▸ Written request
Go through the listing and return every line with "Erziehung" in it.

▸ Records provided
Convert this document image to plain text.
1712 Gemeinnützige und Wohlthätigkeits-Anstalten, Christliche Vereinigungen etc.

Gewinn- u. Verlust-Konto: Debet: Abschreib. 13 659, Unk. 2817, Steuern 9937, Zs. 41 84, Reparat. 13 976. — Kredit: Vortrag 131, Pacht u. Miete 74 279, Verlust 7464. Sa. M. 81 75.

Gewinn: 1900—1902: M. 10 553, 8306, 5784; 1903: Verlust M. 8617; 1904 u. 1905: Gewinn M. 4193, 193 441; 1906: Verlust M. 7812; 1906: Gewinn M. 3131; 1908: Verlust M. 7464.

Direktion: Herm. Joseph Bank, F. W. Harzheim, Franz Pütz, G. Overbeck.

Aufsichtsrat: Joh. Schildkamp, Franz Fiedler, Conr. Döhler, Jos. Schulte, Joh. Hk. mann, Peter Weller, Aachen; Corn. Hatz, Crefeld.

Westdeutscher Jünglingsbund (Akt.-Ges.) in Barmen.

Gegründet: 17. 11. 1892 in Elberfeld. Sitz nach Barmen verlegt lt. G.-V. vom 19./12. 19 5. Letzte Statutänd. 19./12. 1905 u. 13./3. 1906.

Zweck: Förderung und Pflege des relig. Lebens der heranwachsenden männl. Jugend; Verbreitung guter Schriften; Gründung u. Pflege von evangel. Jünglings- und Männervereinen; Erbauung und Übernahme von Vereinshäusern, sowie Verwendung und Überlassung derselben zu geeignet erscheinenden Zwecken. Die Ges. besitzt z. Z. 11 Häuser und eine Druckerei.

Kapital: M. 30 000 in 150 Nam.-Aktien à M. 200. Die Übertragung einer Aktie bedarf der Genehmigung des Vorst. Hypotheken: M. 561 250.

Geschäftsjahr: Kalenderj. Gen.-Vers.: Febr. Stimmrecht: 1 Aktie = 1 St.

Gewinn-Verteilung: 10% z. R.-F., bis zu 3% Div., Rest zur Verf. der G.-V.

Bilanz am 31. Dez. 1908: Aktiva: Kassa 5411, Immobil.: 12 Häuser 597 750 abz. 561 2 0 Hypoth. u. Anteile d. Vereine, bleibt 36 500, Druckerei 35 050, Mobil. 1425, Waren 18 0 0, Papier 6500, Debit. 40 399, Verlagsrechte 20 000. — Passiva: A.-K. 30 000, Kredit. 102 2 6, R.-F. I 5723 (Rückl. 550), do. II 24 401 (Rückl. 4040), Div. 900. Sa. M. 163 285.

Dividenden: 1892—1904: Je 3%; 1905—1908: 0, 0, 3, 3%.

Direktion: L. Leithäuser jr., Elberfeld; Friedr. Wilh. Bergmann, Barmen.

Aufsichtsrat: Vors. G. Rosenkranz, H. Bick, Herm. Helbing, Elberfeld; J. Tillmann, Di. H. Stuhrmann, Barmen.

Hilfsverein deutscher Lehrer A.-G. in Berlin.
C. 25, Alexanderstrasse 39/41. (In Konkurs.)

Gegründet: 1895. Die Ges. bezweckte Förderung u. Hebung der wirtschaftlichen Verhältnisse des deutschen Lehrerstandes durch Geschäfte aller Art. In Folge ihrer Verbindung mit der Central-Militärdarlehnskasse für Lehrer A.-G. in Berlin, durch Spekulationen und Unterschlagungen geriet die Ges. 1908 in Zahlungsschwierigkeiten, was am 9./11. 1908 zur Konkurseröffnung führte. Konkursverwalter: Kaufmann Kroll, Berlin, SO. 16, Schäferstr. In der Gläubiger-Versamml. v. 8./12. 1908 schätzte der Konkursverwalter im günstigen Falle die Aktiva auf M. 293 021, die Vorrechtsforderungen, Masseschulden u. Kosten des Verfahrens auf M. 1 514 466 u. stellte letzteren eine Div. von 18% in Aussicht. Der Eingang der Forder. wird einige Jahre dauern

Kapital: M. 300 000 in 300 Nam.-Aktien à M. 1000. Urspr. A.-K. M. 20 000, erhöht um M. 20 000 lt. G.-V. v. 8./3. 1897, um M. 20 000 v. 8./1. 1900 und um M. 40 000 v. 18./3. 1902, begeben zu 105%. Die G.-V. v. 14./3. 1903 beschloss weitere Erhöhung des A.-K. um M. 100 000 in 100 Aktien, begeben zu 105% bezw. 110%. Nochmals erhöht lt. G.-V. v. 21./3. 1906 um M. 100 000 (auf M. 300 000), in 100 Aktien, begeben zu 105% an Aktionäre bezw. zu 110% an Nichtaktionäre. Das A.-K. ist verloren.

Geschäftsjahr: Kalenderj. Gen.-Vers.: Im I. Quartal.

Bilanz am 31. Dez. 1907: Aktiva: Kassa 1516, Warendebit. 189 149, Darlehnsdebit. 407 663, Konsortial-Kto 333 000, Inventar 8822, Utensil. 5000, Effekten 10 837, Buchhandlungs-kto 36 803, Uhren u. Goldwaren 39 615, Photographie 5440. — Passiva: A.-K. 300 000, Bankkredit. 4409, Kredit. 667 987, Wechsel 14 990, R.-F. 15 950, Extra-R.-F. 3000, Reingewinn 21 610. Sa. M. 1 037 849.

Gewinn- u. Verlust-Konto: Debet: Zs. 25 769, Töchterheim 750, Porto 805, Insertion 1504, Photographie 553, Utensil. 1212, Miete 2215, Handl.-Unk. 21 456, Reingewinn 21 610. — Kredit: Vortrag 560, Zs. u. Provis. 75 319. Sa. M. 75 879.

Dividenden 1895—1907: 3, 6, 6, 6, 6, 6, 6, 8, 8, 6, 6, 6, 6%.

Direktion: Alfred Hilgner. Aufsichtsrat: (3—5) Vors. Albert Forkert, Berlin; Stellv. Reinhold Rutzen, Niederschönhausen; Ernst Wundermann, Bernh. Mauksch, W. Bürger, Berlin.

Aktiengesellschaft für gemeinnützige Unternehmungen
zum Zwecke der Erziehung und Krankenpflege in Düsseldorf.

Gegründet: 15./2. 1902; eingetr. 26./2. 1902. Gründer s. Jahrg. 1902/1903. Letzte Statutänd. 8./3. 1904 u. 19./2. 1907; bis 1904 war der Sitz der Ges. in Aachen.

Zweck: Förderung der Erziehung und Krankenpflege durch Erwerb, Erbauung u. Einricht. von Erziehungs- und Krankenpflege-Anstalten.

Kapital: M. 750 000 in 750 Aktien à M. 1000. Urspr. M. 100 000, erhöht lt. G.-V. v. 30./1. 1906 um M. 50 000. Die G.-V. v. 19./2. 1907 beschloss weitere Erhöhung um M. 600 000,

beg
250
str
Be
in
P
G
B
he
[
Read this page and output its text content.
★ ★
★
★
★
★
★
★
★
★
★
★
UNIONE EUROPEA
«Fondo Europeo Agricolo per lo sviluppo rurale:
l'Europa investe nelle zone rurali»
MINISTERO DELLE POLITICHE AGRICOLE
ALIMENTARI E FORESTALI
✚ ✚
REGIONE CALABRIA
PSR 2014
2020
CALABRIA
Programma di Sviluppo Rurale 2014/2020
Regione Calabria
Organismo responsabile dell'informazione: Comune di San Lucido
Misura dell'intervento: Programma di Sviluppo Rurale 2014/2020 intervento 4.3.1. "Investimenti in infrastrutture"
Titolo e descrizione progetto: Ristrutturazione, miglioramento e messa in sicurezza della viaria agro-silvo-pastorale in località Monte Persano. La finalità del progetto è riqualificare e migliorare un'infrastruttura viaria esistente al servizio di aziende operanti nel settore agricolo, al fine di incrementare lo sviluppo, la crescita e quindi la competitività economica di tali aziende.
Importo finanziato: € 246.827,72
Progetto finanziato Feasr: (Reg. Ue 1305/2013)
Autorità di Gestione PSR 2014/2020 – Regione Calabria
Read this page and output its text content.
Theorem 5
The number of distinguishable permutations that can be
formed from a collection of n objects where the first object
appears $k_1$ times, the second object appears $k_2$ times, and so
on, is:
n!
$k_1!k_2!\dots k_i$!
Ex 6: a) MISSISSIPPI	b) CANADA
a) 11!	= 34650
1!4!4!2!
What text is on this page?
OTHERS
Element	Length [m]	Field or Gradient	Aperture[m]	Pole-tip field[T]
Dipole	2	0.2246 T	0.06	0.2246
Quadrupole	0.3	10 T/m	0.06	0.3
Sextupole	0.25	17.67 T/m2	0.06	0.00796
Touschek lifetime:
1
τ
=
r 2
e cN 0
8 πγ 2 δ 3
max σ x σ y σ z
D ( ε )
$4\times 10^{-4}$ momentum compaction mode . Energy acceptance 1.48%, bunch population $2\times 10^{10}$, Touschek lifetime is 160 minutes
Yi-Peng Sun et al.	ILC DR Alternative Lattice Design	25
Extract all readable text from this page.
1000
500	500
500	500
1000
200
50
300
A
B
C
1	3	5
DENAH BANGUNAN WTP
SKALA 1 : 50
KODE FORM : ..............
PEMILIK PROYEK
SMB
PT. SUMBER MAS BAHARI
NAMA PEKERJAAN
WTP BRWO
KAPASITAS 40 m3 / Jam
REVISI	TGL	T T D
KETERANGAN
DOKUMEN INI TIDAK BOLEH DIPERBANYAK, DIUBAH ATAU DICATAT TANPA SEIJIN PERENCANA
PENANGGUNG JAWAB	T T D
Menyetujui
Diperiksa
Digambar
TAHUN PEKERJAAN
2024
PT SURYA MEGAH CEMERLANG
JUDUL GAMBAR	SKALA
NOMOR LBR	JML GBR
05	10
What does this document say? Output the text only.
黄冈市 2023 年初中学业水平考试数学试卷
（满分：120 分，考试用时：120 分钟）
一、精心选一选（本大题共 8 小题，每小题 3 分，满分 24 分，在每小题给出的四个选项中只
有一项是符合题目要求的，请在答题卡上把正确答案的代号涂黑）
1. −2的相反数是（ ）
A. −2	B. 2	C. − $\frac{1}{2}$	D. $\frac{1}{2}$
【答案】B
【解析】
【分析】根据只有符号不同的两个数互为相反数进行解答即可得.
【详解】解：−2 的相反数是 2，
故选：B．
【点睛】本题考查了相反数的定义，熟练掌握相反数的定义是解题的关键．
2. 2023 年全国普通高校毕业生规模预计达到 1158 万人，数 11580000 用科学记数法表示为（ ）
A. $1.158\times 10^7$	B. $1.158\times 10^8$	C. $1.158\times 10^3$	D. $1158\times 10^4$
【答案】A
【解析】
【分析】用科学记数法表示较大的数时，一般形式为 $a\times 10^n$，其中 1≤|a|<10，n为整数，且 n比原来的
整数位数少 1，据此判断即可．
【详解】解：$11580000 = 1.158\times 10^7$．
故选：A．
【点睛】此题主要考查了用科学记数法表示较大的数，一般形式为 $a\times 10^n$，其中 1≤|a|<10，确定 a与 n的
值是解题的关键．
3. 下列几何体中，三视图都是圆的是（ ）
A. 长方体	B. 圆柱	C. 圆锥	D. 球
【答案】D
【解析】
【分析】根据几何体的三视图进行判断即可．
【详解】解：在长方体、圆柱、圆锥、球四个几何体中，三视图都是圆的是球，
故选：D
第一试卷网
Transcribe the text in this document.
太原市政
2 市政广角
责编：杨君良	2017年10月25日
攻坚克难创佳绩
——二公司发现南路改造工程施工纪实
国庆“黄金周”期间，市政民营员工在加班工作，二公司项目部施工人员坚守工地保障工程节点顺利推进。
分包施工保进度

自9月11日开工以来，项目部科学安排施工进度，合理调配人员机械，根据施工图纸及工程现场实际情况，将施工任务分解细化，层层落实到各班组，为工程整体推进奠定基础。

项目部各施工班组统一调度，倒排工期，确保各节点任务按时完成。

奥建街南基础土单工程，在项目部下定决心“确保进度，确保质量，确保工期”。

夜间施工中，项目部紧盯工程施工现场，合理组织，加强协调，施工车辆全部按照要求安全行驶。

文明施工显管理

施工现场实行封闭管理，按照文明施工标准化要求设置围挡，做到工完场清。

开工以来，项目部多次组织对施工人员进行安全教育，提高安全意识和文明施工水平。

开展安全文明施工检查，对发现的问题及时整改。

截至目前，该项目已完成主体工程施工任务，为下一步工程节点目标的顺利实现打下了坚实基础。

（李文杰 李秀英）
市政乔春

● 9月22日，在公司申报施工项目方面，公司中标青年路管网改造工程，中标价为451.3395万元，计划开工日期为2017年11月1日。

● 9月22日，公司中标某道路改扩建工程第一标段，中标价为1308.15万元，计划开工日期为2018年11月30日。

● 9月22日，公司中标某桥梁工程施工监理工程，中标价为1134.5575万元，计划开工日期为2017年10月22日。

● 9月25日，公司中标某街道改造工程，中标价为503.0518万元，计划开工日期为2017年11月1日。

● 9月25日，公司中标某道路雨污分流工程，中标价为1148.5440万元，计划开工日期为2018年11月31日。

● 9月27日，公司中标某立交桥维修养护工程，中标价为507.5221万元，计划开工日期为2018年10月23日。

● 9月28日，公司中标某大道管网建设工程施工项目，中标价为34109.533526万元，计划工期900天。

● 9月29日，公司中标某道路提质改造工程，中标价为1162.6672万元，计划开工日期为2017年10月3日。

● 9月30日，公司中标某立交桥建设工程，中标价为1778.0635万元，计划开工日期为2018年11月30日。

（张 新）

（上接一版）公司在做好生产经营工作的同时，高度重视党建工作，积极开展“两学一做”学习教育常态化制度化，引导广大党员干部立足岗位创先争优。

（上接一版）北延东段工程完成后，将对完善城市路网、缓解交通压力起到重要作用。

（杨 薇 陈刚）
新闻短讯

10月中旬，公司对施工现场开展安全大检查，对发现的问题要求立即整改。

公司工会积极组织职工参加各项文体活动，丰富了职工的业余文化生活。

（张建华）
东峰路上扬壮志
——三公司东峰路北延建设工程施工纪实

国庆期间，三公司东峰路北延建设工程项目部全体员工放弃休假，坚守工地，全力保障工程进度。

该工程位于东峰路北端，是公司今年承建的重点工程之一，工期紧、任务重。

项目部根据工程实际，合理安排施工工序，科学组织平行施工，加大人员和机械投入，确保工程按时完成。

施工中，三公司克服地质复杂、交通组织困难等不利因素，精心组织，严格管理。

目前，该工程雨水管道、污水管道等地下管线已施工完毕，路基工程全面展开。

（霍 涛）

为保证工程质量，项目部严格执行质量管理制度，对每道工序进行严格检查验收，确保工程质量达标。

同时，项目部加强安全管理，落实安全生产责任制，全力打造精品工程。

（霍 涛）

▸ Result for this exercise
zum Zwecke der Erziehung und Krankenpflege in Düsseldorf.
Zweck: Förderung der Erziehung und Krankenpflege durch Erwerb, Erbauung u. Einricht. von Erziehungs- und Krankenpflege-Anstalten.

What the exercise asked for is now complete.